Leave out the pictures and repeat the data exactly.
┄┄┄┄┄┄┄┄┄┄┄┄┄┄┄┄┄┄┄┄
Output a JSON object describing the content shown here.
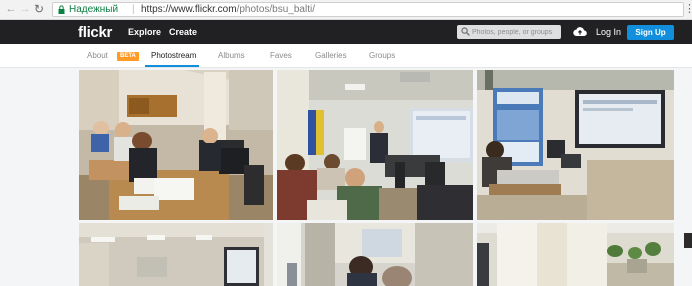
{
  "browser": {
    "secure_label": "Надежный",
    "url_base": "https://www.flickr.com",
    "url_path": "/photos/bsu_balti/"
  },
  "header": {
    "logo": "flickr",
    "explore": "Explore",
    "create": "Create",
    "search_placeholder": "Photos, people, or groups",
    "login": "Log In",
    "signup": "Sign Up"
  },
  "subnav": {
    "about": "About",
    "beta": "BETA",
    "photostream": "Photostream",
    "albums": "Albums",
    "faves": "Faves",
    "galleries": "Galleries",
    "groups": "Groups"
  },
  "colors": {
    "header_bg": "#212124",
    "signup_bg": "#128fdc",
    "beta_bg": "#ff9a26",
    "secure_green": "#0b8043"
  },
  "icons": [
    "lock-icon",
    "search-icon",
    "upload-cloud-icon",
    "more-vert-icon"
  ]
}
┄┄┄┄┄┄┄┄┄┄┄┄┄┄┄┄┄┄┄┄
● **TASK OUTPUT**
Output a JSON object describing the content shown here.
{
  "browser": {
    "secure_label": "Надежный",
    "url_base": "https://www.flickr.com",
    "url_path": "/photos/bsu_balti/"
  },
  "header": {
    "logo": "flickr",
    "explore": "Explore",
    "create": "Create",
    "search_placeholder": "Photos, people, or groups",
    "login": "Log In",
    "signup": "Sign Up"
  },
  "subnav": {
    "about": "About",
    "beta": "BETA",
    "photostream": "Photostream",
    "albums": "Albums",
    "faves": "Faves",
    "galleries": "Galleries",
    "groups": "Groups"
  },
  "colors": {
    "header_bg": "#212124",
    "signup_bg": "#128fdc",
    "beta_bg": "#ff9a26",
    "secure_green": "#0b8043"
  },
  "icons": [
    "lock-icon",
    "search-icon",
    "upload-cloud-icon",
    "more-vert-icon"
  ]
}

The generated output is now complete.